[start Data to use]
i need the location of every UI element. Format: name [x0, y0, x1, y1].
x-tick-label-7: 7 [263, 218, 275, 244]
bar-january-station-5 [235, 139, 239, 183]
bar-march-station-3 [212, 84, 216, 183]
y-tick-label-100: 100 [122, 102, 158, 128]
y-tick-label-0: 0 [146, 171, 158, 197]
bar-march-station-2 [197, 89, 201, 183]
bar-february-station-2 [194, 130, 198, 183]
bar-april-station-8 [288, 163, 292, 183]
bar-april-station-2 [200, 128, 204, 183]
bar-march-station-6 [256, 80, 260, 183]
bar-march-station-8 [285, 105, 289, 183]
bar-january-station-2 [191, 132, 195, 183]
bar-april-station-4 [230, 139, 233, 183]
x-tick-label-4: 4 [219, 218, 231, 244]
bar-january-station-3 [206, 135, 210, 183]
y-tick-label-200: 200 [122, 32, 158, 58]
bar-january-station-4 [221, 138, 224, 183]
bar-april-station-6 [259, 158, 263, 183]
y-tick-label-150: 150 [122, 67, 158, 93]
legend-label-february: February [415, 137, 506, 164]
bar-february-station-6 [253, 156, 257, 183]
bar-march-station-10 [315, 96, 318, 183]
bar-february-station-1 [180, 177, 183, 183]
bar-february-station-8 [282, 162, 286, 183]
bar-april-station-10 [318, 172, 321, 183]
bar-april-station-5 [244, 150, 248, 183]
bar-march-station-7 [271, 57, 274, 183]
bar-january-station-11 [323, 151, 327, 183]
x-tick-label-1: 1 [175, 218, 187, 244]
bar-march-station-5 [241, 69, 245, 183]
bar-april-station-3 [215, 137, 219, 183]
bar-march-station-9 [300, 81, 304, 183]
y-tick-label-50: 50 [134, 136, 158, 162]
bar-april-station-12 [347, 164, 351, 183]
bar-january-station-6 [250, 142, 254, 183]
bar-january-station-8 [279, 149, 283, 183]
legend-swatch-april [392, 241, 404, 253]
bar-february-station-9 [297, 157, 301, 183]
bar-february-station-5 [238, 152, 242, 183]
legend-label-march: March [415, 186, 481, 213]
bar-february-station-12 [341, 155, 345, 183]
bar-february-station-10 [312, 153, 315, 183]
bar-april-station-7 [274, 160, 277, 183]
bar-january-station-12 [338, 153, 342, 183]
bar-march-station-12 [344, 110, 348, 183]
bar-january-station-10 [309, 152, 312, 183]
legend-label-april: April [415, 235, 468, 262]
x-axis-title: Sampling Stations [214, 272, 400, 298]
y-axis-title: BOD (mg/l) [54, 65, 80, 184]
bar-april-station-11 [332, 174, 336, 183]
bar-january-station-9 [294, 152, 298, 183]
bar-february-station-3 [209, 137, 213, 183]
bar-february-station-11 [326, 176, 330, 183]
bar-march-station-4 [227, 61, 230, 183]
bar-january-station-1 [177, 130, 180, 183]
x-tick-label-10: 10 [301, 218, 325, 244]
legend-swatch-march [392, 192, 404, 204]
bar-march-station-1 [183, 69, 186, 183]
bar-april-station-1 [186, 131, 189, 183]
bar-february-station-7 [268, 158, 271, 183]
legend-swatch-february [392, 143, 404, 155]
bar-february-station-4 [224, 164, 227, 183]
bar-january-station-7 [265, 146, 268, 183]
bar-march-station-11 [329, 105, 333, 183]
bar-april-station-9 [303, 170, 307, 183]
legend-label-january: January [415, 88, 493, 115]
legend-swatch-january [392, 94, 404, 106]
[end Data to use]
- [Written exercise]: Reproduce the records above verbatim, from their first line through the line containing "bar-january-station-11 [323, 151, 327, 183]", that line included.

- [Response to this exercise]:
i need the location of every UI element. Format: name [x0, y0, x1, y1].
x-tick-label-7: 7 [263, 218, 275, 244]
bar-january-station-5 [235, 139, 239, 183]
bar-march-station-3 [212, 84, 216, 183]
y-tick-label-100: 100 [122, 102, 158, 128]
y-tick-label-0: 0 [146, 171, 158, 197]
bar-march-station-2 [197, 89, 201, 183]
bar-february-station-2 [194, 130, 198, 183]
bar-april-station-8 [288, 163, 292, 183]
bar-april-station-2 [200, 128, 204, 183]
bar-march-station-6 [256, 80, 260, 183]
bar-march-station-8 [285, 105, 289, 183]
bar-january-station-2 [191, 132, 195, 183]
bar-april-station-4 [230, 139, 233, 183]
x-tick-label-4: 4 [219, 218, 231, 244]
bar-january-station-3 [206, 135, 210, 183]
y-tick-label-200: 200 [122, 32, 158, 58]
bar-january-station-4 [221, 138, 224, 183]
bar-april-station-6 [259, 158, 263, 183]
y-tick-label-150: 150 [122, 67, 158, 93]
legend-label-february: February [415, 137, 506, 164]
bar-february-station-6 [253, 156, 257, 183]
bar-march-station-10 [315, 96, 318, 183]
bar-february-station-1 [180, 177, 183, 183]
bar-february-station-8 [282, 162, 286, 183]
bar-april-station-10 [318, 172, 321, 183]
bar-april-station-5 [244, 150, 248, 183]
bar-march-station-7 [271, 57, 274, 183]
bar-january-station-11 [323, 151, 327, 183]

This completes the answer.